Nella pausa dell’All Star Game siamo andati a fare due chiacchiere con lui per conoscerlo meglio.
Ci presentiamo e lui ci fa entrare. Fa un certo effetto il palazzetto vuoto, in silenzio. Nessun pubblico né partita, niente giocatori né allenamenti. Soltanto noi e Fabio. Un po’ emozionati ci sediamo sugli spalti e iniziamo a parlare.



Adesso che sei capitano come cambia il tuo ruolo all’interno dello spogliatoio?
Mah, devo essere un punto di riferimento. Lo è stato Soragna i due anni che era qua con me e io devo esserlo con i ragazzi, con quelli che c’erano l’anno passato e con i nuovi. Io penso che dentro lo spogliatoio sia questo il mio ruolo, un punto di riferimento per tutti dando anche l’esempio.



La sua storia però comincia parecchio tempo prima e quindi:
tornando un attimo indietro, quando è iniziata la tua passione per il basket?
È iniziata ventun anni fa, all’età di cinque anni. Ho seguito mia sorella che giocava a pallacanestro (lei ha sei anni in più di me) e ho giocato per la prima volta con una squadra femminile, la sua squadra. Poi fin da piccolino mi sono appassionato alla pallacanestro perché per me è lo sport più bello in assoluto.



Quando avevi 17 anni e giocavi in serie D pensavi che saresti potuto arrivare fino a qui?
No, mah, neanche quando ne avevo venti e giocavo in B1, assolutamente no. È stata una sorpresa, ci ho lavorato ma è stata una combinazione di eventi che mi ha permesso di arrivare qua a Biella. Io me la sono cercata però tanti fatti sono successi per cui sono arrivato qui.



Quali sono le caratteristiche su cui hai dovuto lavorare di più?

**MATERIALE FORNITO:**
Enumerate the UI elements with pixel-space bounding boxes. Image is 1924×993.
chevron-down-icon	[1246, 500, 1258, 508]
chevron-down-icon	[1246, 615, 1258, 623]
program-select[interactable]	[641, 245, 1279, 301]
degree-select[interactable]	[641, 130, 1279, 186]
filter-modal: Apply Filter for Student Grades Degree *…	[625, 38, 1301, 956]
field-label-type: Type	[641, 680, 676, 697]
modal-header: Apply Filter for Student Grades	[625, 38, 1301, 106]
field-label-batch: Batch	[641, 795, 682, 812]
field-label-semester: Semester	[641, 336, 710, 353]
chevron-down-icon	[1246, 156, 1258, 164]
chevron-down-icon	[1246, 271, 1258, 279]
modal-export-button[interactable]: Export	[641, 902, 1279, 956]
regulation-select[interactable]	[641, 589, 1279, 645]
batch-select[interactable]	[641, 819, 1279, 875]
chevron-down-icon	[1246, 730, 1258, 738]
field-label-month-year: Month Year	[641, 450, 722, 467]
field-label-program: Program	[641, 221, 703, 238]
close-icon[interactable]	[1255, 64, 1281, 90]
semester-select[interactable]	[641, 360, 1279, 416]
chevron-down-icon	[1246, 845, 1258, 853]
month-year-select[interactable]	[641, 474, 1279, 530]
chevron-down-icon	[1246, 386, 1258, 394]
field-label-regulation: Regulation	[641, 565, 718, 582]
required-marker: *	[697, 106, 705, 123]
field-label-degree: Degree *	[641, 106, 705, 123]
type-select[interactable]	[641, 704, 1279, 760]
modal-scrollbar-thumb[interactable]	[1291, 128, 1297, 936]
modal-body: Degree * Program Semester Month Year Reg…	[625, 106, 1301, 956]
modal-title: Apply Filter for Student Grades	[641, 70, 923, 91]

**ESERCIZI:**
[A] Modifica il tratto dell'elenco che va dal suo inizio fino alla riga contenente "704, 1279, 760]", estremi inclusi, sostituendo "chevron-down-icon" con "arrow-down-icon" e lasciando invariato tutto il resto. Riporta soltanto queste righe.
[B] Prosegui l'intervista a Fabio a partire dal punto in cui si interrompe.
L'elenco non ha nulla a che fare con l'intervista a Fabio.

**SOLUZIONI IN ORDINE:**
[A]
Enumerate the UI elements with pixel-space bounding boxes. Image is 1924×993.
arrow-down-icon	[1246, 500, 1258, 508]
arrow-down-icon	[1246, 615, 1258, 623]
program-select[interactable]	[641, 245, 1279, 301]
degree-select[interactable]	[641, 130, 1279, 186]
filter-modal: Apply Filter for Student Grades Degree *…	[625, 38, 1301, 956]
field-label-type: Type	[641, 680, 676, 697]
modal-header: Apply Filter for Student Grades	[625, 38, 1301, 106]
field-label-batch: Batch	[641, 795, 682, 812]
field-label-semester: Semester	[641, 336, 710, 353]
arrow-down-icon	[1246, 156, 1258, 164]
arrow-down-icon	[1246, 271, 1258, 279]
modal-export-button[interactable]: Export	[641, 902, 1279, 956]
regulation-select[interactable]	[641, 589, 1279, 645]
batch-select[interactable]	[641, 819, 1279, 875]
arrow-down-icon	[1246, 730, 1258, 738]
field-label-month-year: Month Year	[641, 450, 722, 467]
field-label-program: Program	[641, 221, 703, 238]
close-icon[interactable]	[1255, 64, 1281, 90]
semester-select[interactable]	[641, 360, 1279, 416]
arrow-down-icon	[1246, 845, 1258, 853]
month-year-select[interactable]	[641, 474, 1279, 530]
arrow-down-icon	[1246, 386, 1258, 394]
field-label-regulation: Regulation	[641, 565, 718, 582]
required-marker: *	[697, 106, 705, 123]
field-label-degree: Degree *	[641, 106, 705, 123]
type-select[interactable]	[641, 704, 1279, 760]

[B]
Bisogna migliorare sempre nelle cose che si fanno bene e poi cercare di migliorare un po’ alla volta nelle cose in cui non si riesce. Io sto lavorando tanto ancora sul tiro per esempio e questi sono particolari da curare ad una certa età, poi pian piano che cresci devi sapere qual è il tuo ruolo. Io sono il playmaker e quindi la squadra deve girare attorno a me e qui ci sono altri fattori che intervengono, più complicati come avere il controllo della situazione, sui quali bisogna sempre lavorare.



Qual è il compagno dal quale hai imparato di più?
Quando ho avuto la mia prima esperienza a livello non professionistico, perché comunque ero in serie D, in cui ho avuto il contatto con un mondo di grandi è stata importante la figura di Pratesi. Gabriele Pratesi ha giocato in serie A Pavia e quindi io, tramite mio padre, l’ho conosciuto lì; poi a Siziano a giocato con me per un paio di anni ed è stato importante. A quel tempo io avevo diciassette anni e andavo a giocare con un ruolo importante in un mondo di grandi. Lui mi ha fatto presente tante cose. Poi a livello professionistico è stato importante Andrea Zatti, a Pavia, l’abbiamo preso tutti da esempio.



C’è stato invece un allenatore che ti ha influenzato maggiormente?
Sì, io porterò sempre nel cuore quello che ha fatto per me Massimo Fiume che è stato il mio allenatore a Siziano e ha creduto sempre in me. È lui che mi prendeva i rimbalzi alla mattina prima di andare al lavoro.



Sei primo nella classifica delle palle recuperate, qual è il segreto in questa specialità?
Tante volte si dice che chi ha tante palle recuperate difende poco perché cerca sempre la palla. Noi siamo una squadra con Cookie Belcher e me molto reattiva e quindi è anche più facile anticipare i passaggi, toccare delle palle. Non è una questione di esercizi, è qualcosa che si ha.



Chi è il tuo giocatore europeo preferito o comunque qualcuno a cui ti ispiri e cosa ti piace di lui?
Mi piace Vujanic per come gioca e mi piace Edney. Adesso avrà tutti i suoi problemi al ginocchio ma io penso che Tyus Edney debba essere da esempio a tutti i giocatori nel mio ruolo.



Come e dove trovi la carica prima di una partita?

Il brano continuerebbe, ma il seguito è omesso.